RECORDS TO PROCESS:
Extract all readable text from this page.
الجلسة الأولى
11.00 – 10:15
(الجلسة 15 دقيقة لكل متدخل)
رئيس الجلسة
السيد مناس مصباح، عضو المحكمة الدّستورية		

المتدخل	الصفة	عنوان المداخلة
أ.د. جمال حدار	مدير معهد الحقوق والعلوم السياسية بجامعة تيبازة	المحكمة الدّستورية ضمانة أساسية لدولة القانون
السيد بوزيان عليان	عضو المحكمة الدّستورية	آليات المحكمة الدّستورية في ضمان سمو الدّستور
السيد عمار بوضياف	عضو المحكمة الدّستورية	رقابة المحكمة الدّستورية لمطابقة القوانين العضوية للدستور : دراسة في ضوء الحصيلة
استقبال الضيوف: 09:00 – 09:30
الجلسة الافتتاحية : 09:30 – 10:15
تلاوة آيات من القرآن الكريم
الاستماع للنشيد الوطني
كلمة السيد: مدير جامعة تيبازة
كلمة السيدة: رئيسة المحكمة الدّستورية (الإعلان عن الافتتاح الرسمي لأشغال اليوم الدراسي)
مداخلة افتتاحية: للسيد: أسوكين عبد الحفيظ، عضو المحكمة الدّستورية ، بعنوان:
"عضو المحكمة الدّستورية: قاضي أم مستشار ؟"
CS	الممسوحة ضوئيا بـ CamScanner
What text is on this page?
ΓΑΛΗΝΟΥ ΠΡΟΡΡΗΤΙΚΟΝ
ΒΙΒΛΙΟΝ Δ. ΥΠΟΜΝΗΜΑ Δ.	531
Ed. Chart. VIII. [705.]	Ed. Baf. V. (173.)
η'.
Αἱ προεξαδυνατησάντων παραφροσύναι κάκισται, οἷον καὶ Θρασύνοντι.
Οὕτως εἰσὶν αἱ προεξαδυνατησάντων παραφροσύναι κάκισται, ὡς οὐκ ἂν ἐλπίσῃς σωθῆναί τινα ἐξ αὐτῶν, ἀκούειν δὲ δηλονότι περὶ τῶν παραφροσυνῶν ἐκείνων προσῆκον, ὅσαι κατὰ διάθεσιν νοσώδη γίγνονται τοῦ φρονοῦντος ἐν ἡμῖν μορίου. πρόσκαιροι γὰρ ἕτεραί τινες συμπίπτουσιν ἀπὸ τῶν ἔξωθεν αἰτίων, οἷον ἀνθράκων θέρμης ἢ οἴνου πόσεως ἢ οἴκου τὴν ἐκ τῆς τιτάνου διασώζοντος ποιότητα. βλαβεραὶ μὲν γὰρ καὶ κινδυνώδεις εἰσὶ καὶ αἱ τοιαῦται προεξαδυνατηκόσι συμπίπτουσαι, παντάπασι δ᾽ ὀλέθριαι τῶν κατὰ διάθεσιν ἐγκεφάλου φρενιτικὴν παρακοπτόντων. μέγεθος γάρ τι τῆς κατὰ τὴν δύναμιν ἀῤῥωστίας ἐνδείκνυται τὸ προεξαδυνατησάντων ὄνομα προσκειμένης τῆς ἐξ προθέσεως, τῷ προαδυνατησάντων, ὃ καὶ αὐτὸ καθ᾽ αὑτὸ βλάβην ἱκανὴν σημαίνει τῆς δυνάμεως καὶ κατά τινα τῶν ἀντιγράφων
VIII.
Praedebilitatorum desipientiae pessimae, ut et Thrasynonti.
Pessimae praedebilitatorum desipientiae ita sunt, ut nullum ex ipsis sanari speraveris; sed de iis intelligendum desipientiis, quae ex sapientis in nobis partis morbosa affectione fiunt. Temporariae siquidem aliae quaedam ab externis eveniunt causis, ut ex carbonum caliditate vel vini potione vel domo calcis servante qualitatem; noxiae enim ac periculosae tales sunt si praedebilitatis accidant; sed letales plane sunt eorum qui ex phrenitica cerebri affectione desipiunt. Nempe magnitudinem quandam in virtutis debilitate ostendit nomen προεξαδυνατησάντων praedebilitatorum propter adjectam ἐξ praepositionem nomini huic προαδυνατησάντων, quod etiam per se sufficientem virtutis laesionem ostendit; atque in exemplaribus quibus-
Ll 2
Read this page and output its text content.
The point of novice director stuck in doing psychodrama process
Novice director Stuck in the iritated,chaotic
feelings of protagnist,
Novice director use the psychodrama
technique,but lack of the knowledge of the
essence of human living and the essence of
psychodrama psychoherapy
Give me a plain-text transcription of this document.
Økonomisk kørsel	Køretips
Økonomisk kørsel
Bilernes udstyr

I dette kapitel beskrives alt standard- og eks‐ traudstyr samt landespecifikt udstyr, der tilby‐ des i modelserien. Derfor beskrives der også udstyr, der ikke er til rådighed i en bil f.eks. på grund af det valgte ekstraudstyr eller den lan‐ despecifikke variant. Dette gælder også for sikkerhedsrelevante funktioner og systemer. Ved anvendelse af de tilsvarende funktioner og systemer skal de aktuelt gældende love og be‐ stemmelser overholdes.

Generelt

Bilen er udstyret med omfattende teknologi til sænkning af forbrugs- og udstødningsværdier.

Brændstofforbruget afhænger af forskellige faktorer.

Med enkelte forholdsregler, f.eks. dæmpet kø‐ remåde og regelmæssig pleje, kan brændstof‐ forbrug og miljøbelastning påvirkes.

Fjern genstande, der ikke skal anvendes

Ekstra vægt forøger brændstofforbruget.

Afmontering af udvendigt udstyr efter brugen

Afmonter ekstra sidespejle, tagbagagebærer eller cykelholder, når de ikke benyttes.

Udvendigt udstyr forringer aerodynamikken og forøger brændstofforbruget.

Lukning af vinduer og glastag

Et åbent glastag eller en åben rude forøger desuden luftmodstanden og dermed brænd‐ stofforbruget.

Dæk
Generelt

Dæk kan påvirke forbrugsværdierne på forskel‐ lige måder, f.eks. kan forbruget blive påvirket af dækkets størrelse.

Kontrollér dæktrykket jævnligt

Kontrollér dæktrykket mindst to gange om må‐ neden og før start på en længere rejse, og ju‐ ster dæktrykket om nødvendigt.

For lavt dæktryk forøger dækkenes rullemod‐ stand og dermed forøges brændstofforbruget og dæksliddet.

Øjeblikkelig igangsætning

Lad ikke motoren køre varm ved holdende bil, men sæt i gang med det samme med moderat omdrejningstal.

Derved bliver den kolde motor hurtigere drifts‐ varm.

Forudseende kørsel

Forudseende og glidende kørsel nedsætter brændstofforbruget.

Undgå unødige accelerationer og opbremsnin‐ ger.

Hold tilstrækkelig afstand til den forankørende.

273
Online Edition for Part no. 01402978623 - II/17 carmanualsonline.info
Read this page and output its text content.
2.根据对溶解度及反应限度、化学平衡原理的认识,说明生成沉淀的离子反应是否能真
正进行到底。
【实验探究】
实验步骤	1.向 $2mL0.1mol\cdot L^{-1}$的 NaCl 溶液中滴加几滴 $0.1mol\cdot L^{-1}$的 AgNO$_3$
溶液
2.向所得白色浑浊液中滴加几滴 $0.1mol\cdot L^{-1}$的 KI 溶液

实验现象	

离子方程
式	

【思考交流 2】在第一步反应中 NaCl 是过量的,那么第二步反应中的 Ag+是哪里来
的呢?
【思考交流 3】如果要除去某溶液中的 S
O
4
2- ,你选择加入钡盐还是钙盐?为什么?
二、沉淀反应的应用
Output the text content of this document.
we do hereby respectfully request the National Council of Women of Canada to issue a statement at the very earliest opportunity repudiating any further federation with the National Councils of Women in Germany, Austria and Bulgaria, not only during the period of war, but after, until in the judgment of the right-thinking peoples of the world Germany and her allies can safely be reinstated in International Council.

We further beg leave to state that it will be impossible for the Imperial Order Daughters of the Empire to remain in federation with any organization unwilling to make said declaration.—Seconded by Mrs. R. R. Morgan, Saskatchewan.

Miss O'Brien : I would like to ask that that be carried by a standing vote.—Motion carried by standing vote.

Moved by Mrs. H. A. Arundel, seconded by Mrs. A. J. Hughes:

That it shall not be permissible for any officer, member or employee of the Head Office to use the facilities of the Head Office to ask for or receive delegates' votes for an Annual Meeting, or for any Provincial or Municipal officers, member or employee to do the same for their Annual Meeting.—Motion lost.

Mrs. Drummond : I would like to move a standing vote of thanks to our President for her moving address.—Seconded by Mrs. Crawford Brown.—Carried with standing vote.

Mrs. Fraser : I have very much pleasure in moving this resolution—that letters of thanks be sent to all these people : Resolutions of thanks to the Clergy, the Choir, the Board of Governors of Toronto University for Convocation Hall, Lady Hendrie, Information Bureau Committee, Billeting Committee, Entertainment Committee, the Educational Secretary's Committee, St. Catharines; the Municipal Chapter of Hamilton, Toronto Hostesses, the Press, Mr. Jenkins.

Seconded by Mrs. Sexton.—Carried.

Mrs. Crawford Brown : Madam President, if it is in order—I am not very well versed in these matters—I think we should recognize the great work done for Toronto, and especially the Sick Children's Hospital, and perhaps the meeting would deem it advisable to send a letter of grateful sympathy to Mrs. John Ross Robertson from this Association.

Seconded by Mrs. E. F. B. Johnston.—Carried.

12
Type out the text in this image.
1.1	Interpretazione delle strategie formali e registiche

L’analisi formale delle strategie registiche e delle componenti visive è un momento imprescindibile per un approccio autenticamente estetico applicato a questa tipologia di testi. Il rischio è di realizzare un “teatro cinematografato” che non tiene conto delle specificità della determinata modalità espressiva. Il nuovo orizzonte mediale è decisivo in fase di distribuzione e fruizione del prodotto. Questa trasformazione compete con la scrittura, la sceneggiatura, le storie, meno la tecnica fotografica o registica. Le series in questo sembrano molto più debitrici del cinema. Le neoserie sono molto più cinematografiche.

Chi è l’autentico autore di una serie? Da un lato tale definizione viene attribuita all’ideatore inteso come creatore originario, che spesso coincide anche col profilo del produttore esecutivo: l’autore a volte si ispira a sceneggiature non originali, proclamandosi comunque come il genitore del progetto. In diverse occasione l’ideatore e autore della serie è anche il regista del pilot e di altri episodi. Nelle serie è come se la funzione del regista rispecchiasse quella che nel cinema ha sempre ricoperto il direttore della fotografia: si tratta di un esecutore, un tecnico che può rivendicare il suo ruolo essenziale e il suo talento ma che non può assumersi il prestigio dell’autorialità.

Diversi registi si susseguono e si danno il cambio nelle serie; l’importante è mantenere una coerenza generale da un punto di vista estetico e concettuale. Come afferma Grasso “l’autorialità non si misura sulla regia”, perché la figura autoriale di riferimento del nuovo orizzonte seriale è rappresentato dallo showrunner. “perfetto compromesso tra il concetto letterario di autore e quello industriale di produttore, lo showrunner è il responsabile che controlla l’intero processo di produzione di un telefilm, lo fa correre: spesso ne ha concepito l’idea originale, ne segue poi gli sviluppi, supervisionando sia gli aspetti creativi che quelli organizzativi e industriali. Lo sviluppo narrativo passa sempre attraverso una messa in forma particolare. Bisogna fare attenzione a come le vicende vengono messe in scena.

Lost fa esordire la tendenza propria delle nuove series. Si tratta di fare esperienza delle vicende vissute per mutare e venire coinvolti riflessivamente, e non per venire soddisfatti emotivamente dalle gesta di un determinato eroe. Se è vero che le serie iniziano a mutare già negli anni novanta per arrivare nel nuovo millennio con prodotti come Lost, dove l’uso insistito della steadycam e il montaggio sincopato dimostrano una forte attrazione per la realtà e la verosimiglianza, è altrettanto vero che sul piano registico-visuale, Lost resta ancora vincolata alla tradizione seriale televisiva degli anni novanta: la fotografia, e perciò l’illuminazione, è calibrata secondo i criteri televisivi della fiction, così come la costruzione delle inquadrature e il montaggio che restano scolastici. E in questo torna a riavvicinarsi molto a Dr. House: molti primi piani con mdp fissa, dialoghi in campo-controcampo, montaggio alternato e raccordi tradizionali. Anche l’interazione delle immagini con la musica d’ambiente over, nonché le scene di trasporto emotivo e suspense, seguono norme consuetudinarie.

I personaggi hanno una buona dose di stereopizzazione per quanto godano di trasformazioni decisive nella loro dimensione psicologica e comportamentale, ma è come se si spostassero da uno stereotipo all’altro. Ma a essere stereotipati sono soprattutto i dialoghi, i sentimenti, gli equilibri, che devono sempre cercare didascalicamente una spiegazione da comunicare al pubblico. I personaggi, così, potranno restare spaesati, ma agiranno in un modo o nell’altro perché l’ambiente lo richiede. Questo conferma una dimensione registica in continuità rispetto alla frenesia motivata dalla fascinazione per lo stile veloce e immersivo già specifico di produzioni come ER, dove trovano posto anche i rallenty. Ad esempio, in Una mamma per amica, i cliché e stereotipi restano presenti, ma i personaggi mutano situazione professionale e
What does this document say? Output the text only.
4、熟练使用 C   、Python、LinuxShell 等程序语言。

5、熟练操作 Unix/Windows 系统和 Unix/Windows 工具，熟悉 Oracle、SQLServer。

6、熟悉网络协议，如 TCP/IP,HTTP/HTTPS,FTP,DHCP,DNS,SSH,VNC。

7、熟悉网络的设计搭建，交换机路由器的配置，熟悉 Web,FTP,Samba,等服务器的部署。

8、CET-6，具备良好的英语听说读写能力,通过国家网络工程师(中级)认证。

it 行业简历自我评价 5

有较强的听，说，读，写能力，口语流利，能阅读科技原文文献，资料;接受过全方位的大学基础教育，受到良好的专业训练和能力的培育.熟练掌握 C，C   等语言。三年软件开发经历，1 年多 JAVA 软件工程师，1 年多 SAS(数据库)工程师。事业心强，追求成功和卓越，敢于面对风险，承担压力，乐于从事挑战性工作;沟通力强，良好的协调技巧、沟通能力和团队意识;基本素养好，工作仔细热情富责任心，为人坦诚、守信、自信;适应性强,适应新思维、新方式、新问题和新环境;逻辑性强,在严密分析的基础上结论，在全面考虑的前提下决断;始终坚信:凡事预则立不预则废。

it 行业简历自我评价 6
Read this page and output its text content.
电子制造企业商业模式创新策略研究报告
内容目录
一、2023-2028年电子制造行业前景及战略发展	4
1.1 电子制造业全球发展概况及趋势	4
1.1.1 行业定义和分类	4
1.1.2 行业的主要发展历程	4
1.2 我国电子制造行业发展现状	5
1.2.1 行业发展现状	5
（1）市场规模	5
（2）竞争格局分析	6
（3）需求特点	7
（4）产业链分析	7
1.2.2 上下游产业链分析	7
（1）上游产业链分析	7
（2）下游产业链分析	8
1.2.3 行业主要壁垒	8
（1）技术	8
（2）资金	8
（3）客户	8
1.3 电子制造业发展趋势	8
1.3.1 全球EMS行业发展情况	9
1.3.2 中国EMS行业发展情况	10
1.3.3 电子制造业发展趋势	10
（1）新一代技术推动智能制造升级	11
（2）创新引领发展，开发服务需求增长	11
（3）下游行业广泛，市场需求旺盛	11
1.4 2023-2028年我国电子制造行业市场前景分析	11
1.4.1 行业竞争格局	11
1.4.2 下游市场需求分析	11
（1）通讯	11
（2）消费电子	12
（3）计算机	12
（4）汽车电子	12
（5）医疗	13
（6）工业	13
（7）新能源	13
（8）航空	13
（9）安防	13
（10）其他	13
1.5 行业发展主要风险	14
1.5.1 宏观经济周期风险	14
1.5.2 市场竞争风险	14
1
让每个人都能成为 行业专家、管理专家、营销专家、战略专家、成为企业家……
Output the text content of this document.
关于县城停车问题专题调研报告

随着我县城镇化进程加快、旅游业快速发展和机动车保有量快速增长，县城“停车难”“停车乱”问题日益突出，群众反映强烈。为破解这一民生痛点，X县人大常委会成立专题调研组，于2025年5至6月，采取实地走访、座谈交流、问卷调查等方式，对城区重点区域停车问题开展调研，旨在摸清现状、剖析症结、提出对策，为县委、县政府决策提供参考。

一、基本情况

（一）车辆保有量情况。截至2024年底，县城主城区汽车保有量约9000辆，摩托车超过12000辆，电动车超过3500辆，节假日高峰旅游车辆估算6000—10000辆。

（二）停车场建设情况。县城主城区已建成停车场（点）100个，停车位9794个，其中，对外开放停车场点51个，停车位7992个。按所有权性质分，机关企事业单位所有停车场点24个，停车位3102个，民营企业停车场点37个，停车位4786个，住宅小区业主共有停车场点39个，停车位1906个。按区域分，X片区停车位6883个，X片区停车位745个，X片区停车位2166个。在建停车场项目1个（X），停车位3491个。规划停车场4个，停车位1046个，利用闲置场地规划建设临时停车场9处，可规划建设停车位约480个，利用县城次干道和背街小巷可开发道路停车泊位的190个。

WORK TO DO: Return all the lines that contain the string "varm".

RESPONSE TO THIS EXERCISE:
Lad ikke motoren køre varm ved holdende bil, men sæt i gang med det samme med moderat omdrejningstal.
Derved bliver den kolde motor hurtigere drifts‐ varm.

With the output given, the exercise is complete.